[TASK DATA]
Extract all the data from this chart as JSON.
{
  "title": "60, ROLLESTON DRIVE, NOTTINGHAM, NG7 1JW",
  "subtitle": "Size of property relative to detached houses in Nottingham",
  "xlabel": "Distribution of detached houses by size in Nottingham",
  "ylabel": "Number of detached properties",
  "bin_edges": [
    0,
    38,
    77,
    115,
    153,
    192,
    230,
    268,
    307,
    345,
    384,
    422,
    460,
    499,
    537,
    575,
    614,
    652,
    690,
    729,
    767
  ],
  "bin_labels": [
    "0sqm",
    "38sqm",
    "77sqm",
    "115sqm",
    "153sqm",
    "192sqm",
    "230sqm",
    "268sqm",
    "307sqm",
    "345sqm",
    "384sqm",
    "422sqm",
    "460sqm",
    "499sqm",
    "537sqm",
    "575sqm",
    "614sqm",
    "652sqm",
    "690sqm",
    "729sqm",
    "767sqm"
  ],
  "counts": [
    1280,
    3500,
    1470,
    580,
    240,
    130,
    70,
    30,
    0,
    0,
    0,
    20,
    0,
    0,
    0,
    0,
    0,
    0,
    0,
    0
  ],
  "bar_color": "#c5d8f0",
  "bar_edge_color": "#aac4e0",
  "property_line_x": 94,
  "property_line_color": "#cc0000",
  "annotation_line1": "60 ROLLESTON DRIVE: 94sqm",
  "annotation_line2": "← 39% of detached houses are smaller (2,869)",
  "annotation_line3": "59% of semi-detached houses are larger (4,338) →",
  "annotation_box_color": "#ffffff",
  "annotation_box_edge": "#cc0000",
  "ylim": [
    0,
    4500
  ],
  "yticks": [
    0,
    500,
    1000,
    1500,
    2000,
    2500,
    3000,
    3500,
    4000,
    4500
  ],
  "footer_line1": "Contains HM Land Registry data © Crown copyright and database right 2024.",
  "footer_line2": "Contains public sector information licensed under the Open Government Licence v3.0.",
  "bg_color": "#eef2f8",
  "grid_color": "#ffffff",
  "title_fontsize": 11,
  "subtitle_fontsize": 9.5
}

[YOUR GOAL]
Copy out every line where the word "DRIVE" occurs.

[ANSWER TO THE EXERCISE]
  "title": "60, ROLLESTON DRIVE, NOTTINGHAM, NG7 1JW",
  "annotation_line1": "60 ROLLESTON DRIVE: 94sqm",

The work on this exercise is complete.